Look through the material and copy each line holding "correo".
□ □ □ □ □
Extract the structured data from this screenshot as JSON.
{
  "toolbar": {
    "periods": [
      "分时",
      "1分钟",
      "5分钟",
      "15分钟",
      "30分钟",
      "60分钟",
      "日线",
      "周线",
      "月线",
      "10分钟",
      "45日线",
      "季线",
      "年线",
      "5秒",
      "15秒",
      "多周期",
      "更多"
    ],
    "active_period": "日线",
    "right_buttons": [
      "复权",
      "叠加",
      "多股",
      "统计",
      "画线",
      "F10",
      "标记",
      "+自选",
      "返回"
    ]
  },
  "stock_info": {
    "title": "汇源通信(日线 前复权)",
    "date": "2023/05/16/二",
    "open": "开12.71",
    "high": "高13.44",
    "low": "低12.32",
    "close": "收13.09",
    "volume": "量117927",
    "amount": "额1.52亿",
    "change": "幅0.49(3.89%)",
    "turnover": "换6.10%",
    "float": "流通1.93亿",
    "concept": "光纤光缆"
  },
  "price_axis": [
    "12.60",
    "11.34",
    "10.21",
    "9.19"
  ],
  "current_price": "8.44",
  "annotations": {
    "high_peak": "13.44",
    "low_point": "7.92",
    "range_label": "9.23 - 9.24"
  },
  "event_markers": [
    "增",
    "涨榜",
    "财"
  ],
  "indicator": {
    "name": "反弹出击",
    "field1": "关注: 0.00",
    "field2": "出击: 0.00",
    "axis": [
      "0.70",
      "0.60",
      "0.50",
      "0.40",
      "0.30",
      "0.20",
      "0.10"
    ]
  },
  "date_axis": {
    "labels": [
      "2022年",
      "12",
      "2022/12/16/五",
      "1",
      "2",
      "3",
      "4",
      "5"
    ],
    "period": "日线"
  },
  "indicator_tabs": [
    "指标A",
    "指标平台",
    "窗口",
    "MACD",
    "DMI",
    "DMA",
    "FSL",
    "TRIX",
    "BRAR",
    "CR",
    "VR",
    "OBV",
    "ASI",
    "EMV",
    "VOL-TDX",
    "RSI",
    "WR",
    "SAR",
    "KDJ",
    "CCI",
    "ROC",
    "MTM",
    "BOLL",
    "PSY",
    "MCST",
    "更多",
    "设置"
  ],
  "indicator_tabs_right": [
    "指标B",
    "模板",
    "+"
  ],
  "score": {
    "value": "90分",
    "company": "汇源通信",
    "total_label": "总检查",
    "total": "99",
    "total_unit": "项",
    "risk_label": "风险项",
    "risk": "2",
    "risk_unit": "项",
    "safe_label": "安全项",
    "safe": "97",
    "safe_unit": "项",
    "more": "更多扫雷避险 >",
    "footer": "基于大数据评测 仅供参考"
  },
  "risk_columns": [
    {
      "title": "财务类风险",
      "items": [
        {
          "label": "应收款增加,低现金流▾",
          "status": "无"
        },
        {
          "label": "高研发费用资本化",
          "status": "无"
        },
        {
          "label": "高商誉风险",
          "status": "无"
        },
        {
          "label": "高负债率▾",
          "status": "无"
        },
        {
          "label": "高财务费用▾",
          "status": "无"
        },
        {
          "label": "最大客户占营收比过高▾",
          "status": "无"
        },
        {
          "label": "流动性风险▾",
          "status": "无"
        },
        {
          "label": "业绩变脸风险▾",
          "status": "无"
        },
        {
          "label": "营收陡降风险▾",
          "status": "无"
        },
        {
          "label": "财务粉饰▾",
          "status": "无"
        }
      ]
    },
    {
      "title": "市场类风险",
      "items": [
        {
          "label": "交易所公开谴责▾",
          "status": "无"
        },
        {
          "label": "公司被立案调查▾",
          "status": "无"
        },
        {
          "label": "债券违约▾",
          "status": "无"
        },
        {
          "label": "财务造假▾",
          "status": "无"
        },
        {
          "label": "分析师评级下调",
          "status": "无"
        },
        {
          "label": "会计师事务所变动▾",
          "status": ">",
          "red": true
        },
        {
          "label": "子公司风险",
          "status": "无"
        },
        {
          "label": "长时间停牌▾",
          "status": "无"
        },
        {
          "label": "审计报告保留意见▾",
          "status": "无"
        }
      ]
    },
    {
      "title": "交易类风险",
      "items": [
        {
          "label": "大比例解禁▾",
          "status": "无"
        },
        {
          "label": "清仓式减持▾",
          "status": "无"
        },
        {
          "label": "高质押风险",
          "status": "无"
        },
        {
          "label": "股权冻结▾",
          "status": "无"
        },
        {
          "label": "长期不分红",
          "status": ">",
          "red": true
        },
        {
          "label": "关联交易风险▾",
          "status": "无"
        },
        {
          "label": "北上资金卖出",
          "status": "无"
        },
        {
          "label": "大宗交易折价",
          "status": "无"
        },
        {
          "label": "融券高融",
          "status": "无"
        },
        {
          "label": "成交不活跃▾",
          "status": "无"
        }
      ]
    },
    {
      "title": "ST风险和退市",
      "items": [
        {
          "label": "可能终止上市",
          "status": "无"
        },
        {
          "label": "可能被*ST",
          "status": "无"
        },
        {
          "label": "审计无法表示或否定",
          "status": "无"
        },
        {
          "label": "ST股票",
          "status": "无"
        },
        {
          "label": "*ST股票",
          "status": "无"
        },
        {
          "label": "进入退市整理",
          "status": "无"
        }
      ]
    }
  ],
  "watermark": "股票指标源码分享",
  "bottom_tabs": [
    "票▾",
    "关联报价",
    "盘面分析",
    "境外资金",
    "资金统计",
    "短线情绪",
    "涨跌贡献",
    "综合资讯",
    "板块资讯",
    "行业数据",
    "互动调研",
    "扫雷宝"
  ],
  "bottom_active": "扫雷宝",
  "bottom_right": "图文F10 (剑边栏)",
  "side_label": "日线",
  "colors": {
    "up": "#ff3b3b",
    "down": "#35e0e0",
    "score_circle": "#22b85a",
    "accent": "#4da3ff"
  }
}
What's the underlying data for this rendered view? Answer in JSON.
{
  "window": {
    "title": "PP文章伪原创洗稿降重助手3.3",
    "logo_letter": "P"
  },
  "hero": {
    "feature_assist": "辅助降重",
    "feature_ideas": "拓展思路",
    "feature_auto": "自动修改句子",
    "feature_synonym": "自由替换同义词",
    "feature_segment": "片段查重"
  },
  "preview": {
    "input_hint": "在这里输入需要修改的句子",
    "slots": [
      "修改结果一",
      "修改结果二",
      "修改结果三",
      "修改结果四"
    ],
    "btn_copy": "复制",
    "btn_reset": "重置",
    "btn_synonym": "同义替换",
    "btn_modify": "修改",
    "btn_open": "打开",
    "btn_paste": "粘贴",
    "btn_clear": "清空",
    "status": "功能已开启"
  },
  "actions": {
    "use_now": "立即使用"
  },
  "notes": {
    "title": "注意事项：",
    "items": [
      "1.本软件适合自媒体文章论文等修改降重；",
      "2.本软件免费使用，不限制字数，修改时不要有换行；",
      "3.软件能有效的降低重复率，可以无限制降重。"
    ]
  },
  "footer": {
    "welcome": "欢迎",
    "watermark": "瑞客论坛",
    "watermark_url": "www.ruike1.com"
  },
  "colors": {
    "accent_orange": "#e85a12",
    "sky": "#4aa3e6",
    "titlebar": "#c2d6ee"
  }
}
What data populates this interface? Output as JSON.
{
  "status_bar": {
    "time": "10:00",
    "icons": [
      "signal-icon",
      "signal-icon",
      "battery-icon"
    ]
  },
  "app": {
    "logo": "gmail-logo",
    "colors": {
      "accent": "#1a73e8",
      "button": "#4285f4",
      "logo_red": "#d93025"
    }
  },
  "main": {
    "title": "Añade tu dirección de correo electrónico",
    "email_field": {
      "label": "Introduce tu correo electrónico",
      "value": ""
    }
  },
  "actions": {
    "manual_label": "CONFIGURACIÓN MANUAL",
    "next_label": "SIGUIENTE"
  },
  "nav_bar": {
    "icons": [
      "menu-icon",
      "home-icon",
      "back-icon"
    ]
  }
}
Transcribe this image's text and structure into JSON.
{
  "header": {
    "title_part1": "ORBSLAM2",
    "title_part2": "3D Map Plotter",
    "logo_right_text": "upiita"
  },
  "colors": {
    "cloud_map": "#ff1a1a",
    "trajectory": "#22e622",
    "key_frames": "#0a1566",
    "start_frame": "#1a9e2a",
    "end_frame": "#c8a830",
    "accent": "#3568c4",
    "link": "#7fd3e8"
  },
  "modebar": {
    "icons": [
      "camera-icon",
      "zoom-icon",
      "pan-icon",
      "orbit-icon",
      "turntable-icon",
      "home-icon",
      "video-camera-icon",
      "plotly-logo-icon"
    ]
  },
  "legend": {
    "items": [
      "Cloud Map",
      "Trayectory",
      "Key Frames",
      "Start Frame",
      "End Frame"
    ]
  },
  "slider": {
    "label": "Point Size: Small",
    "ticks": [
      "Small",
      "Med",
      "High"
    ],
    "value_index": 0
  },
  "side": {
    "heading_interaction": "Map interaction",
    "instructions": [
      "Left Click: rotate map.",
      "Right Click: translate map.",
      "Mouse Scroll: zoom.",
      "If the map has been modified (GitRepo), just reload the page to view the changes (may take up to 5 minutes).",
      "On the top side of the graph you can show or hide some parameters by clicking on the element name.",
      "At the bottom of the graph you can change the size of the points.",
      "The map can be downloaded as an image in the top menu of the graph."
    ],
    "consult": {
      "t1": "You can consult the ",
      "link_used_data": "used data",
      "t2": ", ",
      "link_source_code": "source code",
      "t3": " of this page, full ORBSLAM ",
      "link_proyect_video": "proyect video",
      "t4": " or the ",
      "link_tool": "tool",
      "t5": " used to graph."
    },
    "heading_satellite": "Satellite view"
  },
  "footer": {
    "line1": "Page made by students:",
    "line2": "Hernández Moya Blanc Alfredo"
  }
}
□ □ □ □ □
* _Written answer_
    "title": "Añade tu dirección de correo electrónico",
      "label": "Introduce tu correo electrónico",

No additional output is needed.